BRIEF: Determine how many lines of the material hold the string "this" and reply with only that number.

(Records about charts and figures)
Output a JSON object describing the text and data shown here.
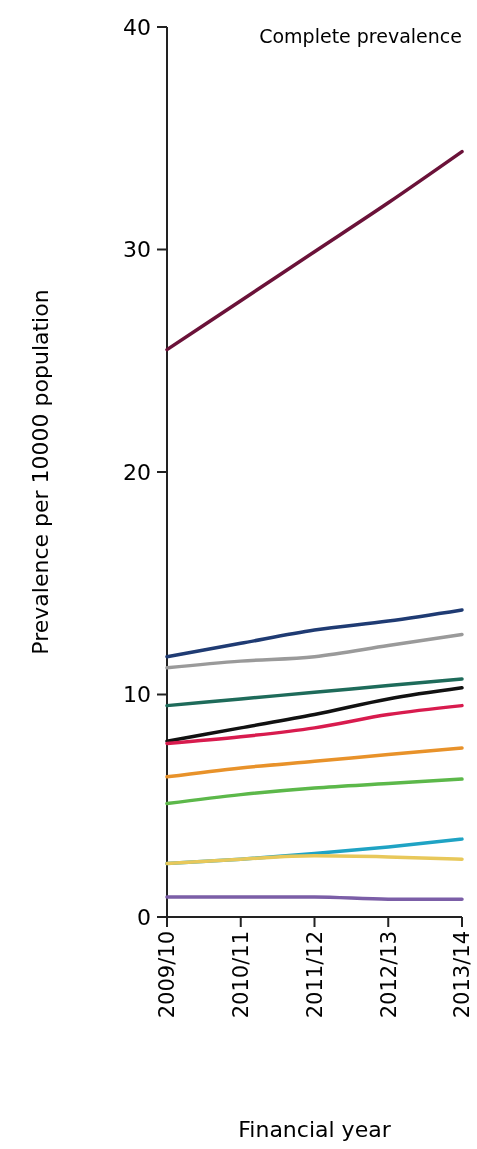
{
  "chart_data": {
    "type": "line",
    "title": "Complete prevalence",
    "xlabel": "Financial year",
    "ylabel": "Prevalence per 10000 population",
    "categories": [
      "2009/10",
      "2010/11",
      "2011/12",
      "2012/13",
      "2013/14"
    ],
    "ylim": [
      0,
      40
    ],
    "yticks": [
      0,
      10,
      20,
      30,
      40
    ],
    "grid": false,
    "marker": "none",
    "line_style": "solid",
    "series": [
      {
        "color": "#6b1239",
        "values": [
          25.5,
          27.7,
          29.9,
          32.1,
          34.4
        ]
      },
      {
        "color": "#1f3b73",
        "values": [
          11.7,
          12.3,
          12.9,
          13.3,
          13.8
        ]
      },
      {
        "color": "#9a9a9a",
        "values": [
          11.2,
          11.5,
          11.7,
          12.2,
          12.7
        ]
      },
      {
        "color": "#1e6b5a",
        "values": [
          9.5,
          9.8,
          10.1,
          10.4,
          10.7
        ]
      },
      {
        "color": "#111111",
        "values": [
          7.9,
          8.5,
          9.1,
          9.8,
          10.3
        ]
      },
      {
        "color": "#d81b4e",
        "values": [
          7.8,
          8.1,
          8.5,
          9.1,
          9.5
        ]
      },
      {
        "color": "#e8922a",
        "values": [
          6.3,
          6.7,
          7.0,
          7.3,
          7.6
        ]
      },
      {
        "color": "#5cb84a",
        "values": [
          5.1,
          5.5,
          5.8,
          6.0,
          6.2
        ]
      },
      {
        "color": "#1fa3c4",
        "values": [
          2.4,
          2.6,
          2.85,
          3.15,
          3.5
        ]
      },
      {
        "color": "#e8c85a",
        "values": [
          2.4,
          2.6,
          2.75,
          2.7,
          2.6
        ]
      },
      {
        "color": "#7b5ea7",
        "values": [
          0.9,
          0.9,
          0.9,
          0.8,
          0.8
        ]
      }
    ]
  }
}
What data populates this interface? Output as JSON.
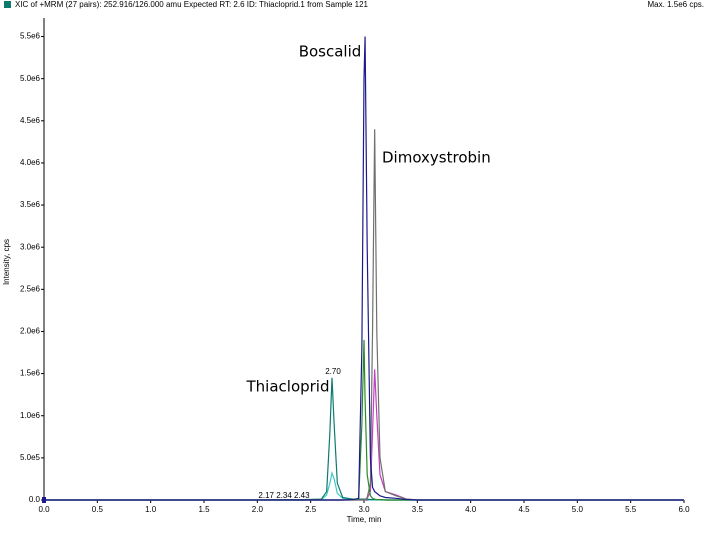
{
  "chart_data": {
    "type": "line",
    "title": "XIC of +MRM (27 pairs): 252.916/126.000 amu Expected RT: 2.6 ID: Thiacloprid.1 from Sample 121",
    "subtitle": "Max. 1.5e6 cps.",
    "x_label": "Time, min",
    "y_label": "Intensity, cps",
    "annotations": [
      "Boscalid",
      "Dimoxystrobin",
      "Thiacloprid",
      "2.70",
      "2.17 2.34 2.43"
    ],
    "x": [
      0,
      2.0,
      2.17,
      2.34,
      2.43,
      2.6,
      2.65,
      2.68,
      2.7,
      2.72,
      2.75,
      2.8,
      2.9,
      2.95,
      2.98,
      3.0,
      3.01,
      3.03,
      3.06,
      3.08,
      3.1,
      3.12,
      3.15,
      3.2,
      3.3,
      3.4,
      3.5,
      6.0
    ],
    "series": [
      {
        "color": "#40c8c8",
        "values": [
          0,
          0,
          0,
          0,
          0,
          5000,
          60000,
          200000,
          320000,
          250000,
          80000,
          20000,
          5000,
          5000,
          5000,
          5000,
          5000,
          5000,
          0,
          0,
          0,
          0,
          0,
          0,
          0,
          0,
          0,
          0
        ]
      },
      {
        "color": "#0e7a6e",
        "values": [
          0,
          0,
          5000,
          5000,
          5000,
          10000,
          100000,
          800000,
          1450000,
          900000,
          200000,
          30000,
          10000,
          10000,
          10000,
          10000,
          10000,
          10000,
          5000,
          5000,
          5000,
          5000,
          5000,
          0,
          0,
          0,
          0,
          0
        ]
      },
      {
        "color": "#c040c0",
        "values": [
          0,
          0,
          0,
          0,
          0,
          0,
          0,
          0,
          0,
          0,
          0,
          0,
          0,
          0,
          0,
          0,
          0,
          20000,
          100000,
          800000,
          1550000,
          1000000,
          300000,
          100000,
          60000,
          10000,
          0,
          0
        ]
      },
      {
        "color": "#707070",
        "values": [
          0,
          0,
          0,
          0,
          0,
          0,
          0,
          0,
          0,
          0,
          0,
          0,
          0,
          0,
          0,
          0,
          0,
          30000,
          200000,
          2000000,
          4400000,
          2000000,
          500000,
          100000,
          50000,
          10000,
          0,
          0
        ]
      },
      {
        "color": "#2a8a2a",
        "values": [
          0,
          0,
          0,
          0,
          0,
          0,
          0,
          0,
          0,
          0,
          0,
          0,
          5000,
          10000,
          900000,
          1900000,
          1200000,
          300000,
          50000,
          20000,
          10000,
          5000,
          5000,
          0,
          0,
          0,
          0,
          0
        ]
      },
      {
        "color": "#1a1a8c",
        "values": [
          0,
          0,
          0,
          0,
          0,
          0,
          0,
          0,
          0,
          0,
          0,
          0,
          5000,
          20000,
          1800000,
          5000000,
          5500000,
          3000000,
          500000,
          150000,
          100000,
          80000,
          50000,
          30000,
          20000,
          5000,
          0,
          0
        ]
      }
    ],
    "xlim": [
      0,
      6.0
    ],
    "xticks": [
      {
        "value": 0,
        "label": "0.0"
      },
      0.5,
      {
        "value": 1,
        "label": "1.0"
      },
      1.5,
      {
        "value": 2,
        "label": "2.0"
      },
      2.5,
      {
        "value": 3,
        "label": "3.0"
      },
      3.5,
      {
        "value": 4,
        "label": "4.0"
      },
      4.5,
      {
        "value": 5,
        "label": "5.0"
      },
      5.5,
      {
        "value": 6,
        "label": "6.0"
      }
    ],
    "ylim": [
      0,
      5720000
    ],
    "yticks": [
      {
        "value": 0,
        "label": "0.0"
      },
      {
        "value": 500000,
        "label": "5.0e5"
      },
      {
        "value": 1000000,
        "label": "1.0e6"
      },
      {
        "value": 1500000,
        "label": "1.5e6"
      },
      {
        "value": 2000000,
        "label": "2.0e6"
      },
      {
        "value": 2500000,
        "label": "2.5e6"
      },
      {
        "value": 3000000,
        "label": "3.0e6"
      },
      {
        "value": 3500000,
        "label": "3.5e6"
      },
      {
        "value": 4000000,
        "label": "4.0e6"
      },
      {
        "value": 4500000,
        "label": "4.5e6"
      },
      {
        "value": 5000000,
        "label": "5.0e6"
      },
      {
        "value": 5500000,
        "label": "5.5e6"
      }
    ]
  }
}
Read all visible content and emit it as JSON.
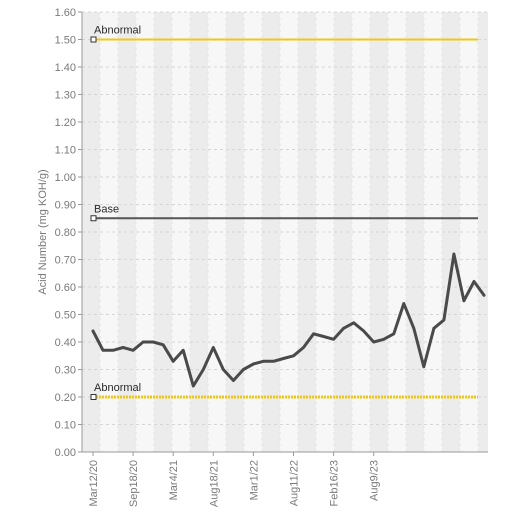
{
  "chart_data": {
    "type": "line",
    "ylabel": "Acid Number (mg KOH/g)",
    "xlabel": "",
    "ylim": [
      0,
      1.6
    ],
    "y_ticks": [
      "0.00",
      "0.10",
      "0.20",
      "0.30",
      "0.40",
      "0.50",
      "0.60",
      "0.70",
      "0.80",
      "0.90",
      "1.00",
      "1.10",
      "1.20",
      "1.30",
      "1.40",
      "1.50",
      "1.60"
    ],
    "x_tick_labels": [
      "Mar12/20",
      "Sep18/20",
      "Mar4/21",
      "Aug18/21",
      "Mar1/22",
      "Aug11/22",
      "Feb16/23",
      "Aug9/23"
    ],
    "x_tick_indices": [
      0,
      4,
      8,
      12,
      16,
      20,
      24,
      28
    ],
    "grid": true,
    "series": [
      {
        "values": [
          0.44,
          0.37,
          0.37,
          0.38,
          0.37,
          0.4,
          0.4,
          0.39,
          0.33,
          0.37,
          0.24,
          0.3,
          0.38,
          0.3,
          0.26,
          0.3,
          0.32,
          0.33,
          0.33,
          0.34,
          0.35,
          0.38,
          0.43,
          0.42,
          0.41,
          0.45,
          0.47,
          0.44,
          0.4,
          0.41,
          0.43,
          0.54,
          0.45,
          0.31,
          0.45,
          0.48,
          0.72,
          0.55,
          0.62,
          0.57
        ],
        "color": "#4a4a4a"
      }
    ],
    "reference_lines": [
      {
        "label": "Abnormal",
        "value": 1.5,
        "color": "#f2c811",
        "style": "solid"
      },
      {
        "label": "Base",
        "value": 0.85,
        "color": "#555555",
        "style": "solid"
      },
      {
        "label": "Abnormal",
        "value": 0.2,
        "color": "#f2c811",
        "style": "dotted"
      }
    ]
  }
}
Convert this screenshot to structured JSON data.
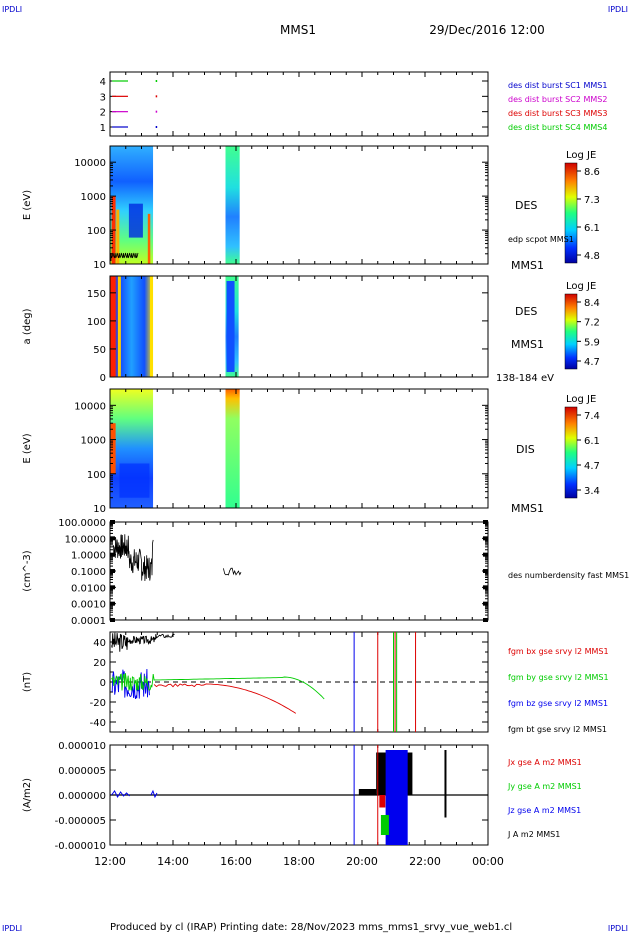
{
  "header": {
    "ipdl_left": "IPDLI",
    "ipdl_right": "IPDLI",
    "spacecraft": "MMS1",
    "date": "29/Dec/2016 12:00"
  },
  "footer": {
    "text": "Produced by cl (IRAP)   Printing date: 28/Nov/2023   mms_mms1_srvy_vue_web1.cl",
    "ipdl_left": "IPDLI",
    "ipdl_right": "IPDLI"
  },
  "chart_data": [
    {
      "type": "line",
      "panel": "availability",
      "yticks": [
        "4",
        "3",
        "2",
        "1"
      ],
      "series": [
        {
          "name": "des dist burst SC1 MMS1",
          "color": "#0000cc",
          "row": 1
        },
        {
          "name": "des dist burst SC2 MMS2",
          "color": "#cc00cc",
          "row": 2
        },
        {
          "name": "des dist burst SC3 MMS3",
          "color": "#dd0000",
          "row": 3
        },
        {
          "name": "des dist burst SC4 MMS4",
          "color": "#00cc00",
          "row": 4
        }
      ]
    },
    {
      "type": "heatmap",
      "panel": "des-energy",
      "ylabel": "E (eV)",
      "yscale": "log",
      "ylim": [
        10,
        30000
      ],
      "yticks": [
        "10000",
        "1000",
        "100",
        "10"
      ],
      "instrument": "DES",
      "extra_label": "edp scpot MMS1",
      "sc_label": "MMS1",
      "colorbar": {
        "title": "Log JE",
        "ticks": [
          "8.6",
          "7.3",
          "6.1",
          "4.8"
        ]
      },
      "intervals": [
        [
          "12:00",
          "13:22"
        ],
        [
          "15:40",
          "16:07"
        ]
      ]
    },
    {
      "type": "heatmap",
      "panel": "des-pitch",
      "ylabel": "a (deg)",
      "ylim": [
        0,
        180
      ],
      "yticks": [
        "150",
        "100",
        "50",
        "0"
      ],
      "instrument": "DES",
      "sc_label": "MMS1",
      "energy_range": "138-184 eV",
      "colorbar": {
        "title": "Log JE",
        "ticks": [
          "8.4",
          "7.2",
          "5.9",
          "4.7"
        ]
      },
      "intervals": [
        [
          "12:00",
          "13:22"
        ],
        [
          "15:40",
          "16:05"
        ]
      ]
    },
    {
      "type": "heatmap",
      "panel": "dis-energy",
      "ylabel": "E (eV)",
      "yscale": "log",
      "ylim": [
        10,
        30000
      ],
      "yticks": [
        "10000",
        "1000",
        "100",
        "10"
      ],
      "instrument": "DIS",
      "sc_label": "MMS1",
      "colorbar": {
        "title": "Log JE",
        "ticks": [
          "7.4",
          "6.1",
          "4.7",
          "3.4"
        ]
      },
      "intervals": [
        [
          "12:00",
          "13:22"
        ],
        [
          "15:40",
          "16:07"
        ]
      ]
    },
    {
      "type": "line",
      "panel": "density",
      "ylabel": "(cm^-3)",
      "yscale": "log",
      "ylim": [
        0.0001,
        100
      ],
      "yticks": [
        "100.0000",
        "10.0000",
        "1.0000",
        "0.1000",
        "0.0100",
        "0.0010",
        "0.0001"
      ],
      "series": [
        {
          "name": "des numberdensity fast MMS1",
          "color": "#000000"
        }
      ]
    },
    {
      "type": "line",
      "panel": "magnetic-field",
      "ylabel": "(nT)",
      "ylim": [
        -50,
        50
      ],
      "yticks": [
        "40",
        "20",
        "0",
        "-20",
        "-40"
      ],
      "series": [
        {
          "name": "fgm bx gse srvy l2 MMS1",
          "color": "#dd0000"
        },
        {
          "name": "fgm by gse srvy l2 MMS1",
          "color": "#00cc00"
        },
        {
          "name": "fgm bz gse srvy l2 MMS1",
          "color": "#0000ee"
        },
        {
          "name": "fgm bt gse srvy l2 MMS1",
          "color": "#000000"
        }
      ]
    },
    {
      "type": "line",
      "panel": "current-density",
      "ylabel": "(A/m2)",
      "ylim": [
        -1e-05,
        1e-05
      ],
      "yticks": [
        "0.000010",
        "0.000005",
        "0.000000",
        "-0.000005",
        "-0.000010"
      ],
      "series": [
        {
          "name": "Jx gse A m2 MMS1",
          "color": "#dd0000"
        },
        {
          "name": "Jy gse A m2 MMS1",
          "color": "#00cc00"
        },
        {
          "name": "Jz gse A m2 MMS1",
          "color": "#0000ee"
        },
        {
          "name": "J A m2 MMS1",
          "color": "#000000"
        }
      ]
    }
  ],
  "time_axis": {
    "ticks": [
      "12:00",
      "14:00",
      "16:00",
      "18:00",
      "20:00",
      "22:00",
      "00:00"
    ]
  }
}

SOLUTION TO THE PROBLEM: 2